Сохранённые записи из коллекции
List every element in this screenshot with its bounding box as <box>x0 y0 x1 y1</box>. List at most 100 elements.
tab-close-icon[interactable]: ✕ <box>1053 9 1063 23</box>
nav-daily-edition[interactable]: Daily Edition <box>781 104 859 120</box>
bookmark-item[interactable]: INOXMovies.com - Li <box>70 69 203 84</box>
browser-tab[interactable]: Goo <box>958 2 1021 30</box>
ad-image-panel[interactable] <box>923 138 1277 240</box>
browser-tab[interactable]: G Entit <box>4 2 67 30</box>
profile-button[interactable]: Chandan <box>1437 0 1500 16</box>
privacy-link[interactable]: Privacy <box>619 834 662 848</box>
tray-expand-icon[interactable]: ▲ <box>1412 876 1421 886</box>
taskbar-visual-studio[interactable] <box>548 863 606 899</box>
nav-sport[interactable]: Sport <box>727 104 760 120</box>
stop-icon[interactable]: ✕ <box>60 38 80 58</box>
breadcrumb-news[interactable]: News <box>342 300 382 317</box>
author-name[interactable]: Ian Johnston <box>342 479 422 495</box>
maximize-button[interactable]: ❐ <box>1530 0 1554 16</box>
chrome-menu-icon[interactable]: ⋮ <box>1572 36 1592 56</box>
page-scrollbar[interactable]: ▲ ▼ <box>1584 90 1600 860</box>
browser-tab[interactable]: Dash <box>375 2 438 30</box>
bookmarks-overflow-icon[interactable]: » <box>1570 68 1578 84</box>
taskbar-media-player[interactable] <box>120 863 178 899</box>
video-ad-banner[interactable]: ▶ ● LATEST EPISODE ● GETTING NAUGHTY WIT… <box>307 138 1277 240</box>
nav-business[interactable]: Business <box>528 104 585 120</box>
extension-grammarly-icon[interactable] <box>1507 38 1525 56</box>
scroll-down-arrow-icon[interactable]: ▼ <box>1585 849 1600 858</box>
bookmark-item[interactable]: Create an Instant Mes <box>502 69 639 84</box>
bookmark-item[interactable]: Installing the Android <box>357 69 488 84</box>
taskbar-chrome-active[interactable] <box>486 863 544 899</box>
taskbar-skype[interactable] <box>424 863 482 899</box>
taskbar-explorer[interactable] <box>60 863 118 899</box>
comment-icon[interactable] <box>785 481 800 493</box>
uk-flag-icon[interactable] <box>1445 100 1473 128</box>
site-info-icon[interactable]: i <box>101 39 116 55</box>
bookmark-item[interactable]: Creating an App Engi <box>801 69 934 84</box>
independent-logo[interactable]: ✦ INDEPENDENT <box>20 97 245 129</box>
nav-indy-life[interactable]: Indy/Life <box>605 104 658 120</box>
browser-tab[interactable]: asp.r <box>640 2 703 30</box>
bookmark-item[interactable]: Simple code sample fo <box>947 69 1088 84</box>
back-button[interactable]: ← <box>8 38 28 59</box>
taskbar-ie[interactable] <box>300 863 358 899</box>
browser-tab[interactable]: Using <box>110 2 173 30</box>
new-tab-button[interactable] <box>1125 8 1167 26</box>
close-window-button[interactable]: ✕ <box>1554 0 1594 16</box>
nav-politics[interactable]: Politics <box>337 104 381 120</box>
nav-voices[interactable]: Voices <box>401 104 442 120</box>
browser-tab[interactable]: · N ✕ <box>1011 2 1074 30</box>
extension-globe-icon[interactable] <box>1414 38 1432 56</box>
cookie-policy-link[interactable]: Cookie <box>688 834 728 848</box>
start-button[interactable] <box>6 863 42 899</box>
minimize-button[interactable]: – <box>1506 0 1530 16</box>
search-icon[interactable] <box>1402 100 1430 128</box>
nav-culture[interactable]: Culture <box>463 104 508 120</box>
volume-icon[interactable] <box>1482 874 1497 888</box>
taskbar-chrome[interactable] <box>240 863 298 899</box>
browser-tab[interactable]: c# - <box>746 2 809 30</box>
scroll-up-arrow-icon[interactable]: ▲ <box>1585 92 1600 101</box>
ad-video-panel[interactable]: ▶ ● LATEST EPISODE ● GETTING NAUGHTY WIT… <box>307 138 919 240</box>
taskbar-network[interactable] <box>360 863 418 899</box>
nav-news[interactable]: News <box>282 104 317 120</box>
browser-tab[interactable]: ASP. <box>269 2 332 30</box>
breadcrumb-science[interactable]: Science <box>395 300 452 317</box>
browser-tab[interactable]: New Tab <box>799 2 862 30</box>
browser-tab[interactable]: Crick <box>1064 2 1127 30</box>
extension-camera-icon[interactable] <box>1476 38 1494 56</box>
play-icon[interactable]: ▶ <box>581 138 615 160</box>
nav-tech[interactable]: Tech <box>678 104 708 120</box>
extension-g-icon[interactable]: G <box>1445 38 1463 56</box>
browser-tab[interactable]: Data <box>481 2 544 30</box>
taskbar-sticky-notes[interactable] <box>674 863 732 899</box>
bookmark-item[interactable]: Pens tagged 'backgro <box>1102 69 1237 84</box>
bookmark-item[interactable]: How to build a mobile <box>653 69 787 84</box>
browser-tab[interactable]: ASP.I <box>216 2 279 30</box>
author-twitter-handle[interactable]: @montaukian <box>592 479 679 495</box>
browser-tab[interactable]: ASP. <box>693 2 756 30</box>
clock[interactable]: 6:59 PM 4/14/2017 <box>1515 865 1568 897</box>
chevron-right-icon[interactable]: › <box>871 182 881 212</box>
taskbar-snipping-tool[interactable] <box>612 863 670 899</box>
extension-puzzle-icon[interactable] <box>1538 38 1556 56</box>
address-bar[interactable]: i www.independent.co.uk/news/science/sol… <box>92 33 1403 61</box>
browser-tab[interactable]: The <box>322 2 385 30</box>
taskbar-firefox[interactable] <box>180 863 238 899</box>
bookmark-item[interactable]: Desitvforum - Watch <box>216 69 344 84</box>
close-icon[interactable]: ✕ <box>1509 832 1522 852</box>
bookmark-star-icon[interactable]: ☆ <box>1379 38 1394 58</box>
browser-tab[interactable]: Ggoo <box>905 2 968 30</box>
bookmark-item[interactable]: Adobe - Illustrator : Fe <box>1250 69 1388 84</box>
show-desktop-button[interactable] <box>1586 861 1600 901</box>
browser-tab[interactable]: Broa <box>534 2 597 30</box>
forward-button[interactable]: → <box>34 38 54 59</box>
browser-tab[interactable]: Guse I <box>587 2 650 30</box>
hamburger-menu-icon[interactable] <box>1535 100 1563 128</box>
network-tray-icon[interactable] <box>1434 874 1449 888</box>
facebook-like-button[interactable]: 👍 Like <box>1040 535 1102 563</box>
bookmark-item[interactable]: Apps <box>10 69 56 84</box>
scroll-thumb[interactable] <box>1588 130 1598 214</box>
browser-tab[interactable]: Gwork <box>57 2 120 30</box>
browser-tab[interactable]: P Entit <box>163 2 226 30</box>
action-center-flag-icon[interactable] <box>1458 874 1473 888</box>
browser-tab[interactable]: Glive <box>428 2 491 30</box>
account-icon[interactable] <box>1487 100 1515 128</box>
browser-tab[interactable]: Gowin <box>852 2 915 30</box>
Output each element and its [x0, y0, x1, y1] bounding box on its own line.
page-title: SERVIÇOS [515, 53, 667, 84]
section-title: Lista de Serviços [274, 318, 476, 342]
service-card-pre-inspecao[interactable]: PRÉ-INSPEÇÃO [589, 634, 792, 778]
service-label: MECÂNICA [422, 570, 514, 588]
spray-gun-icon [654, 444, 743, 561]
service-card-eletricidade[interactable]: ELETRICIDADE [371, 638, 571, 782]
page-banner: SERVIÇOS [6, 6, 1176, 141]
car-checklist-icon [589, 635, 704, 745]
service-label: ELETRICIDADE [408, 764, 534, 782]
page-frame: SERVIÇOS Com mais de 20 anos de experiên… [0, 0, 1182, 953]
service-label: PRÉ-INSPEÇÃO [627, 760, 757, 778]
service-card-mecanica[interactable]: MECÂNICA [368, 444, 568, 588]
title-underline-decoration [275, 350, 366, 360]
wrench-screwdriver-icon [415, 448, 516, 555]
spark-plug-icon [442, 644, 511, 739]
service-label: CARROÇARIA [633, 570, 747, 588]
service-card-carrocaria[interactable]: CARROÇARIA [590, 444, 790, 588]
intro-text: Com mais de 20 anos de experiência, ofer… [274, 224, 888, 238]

» **Условие задания**
Перепишите слово в слово строки записей, начиная с самой первой и заканчивая строкой, где есть "browser-tab[interactable]: G Entit", включая обе.

» **Полное решение**
List every element in this screenshot with its bounding box as <box>x0 y0 x1 y1</box>. List at most 100 elements.
tab-close-icon[interactable]: ✕ <box>1053 9 1063 23</box>
nav-daily-edition[interactable]: Daily Edition <box>781 104 859 120</box>
bookmark-item[interactable]: INOXMovies.com - Li <box>70 69 203 84</box>
browser-tab[interactable]: Goo <box>958 2 1021 30</box>
ad-image-panel[interactable] <box>923 138 1277 240</box>
browser-tab[interactable]: G Entit <box>4 2 67 30</box>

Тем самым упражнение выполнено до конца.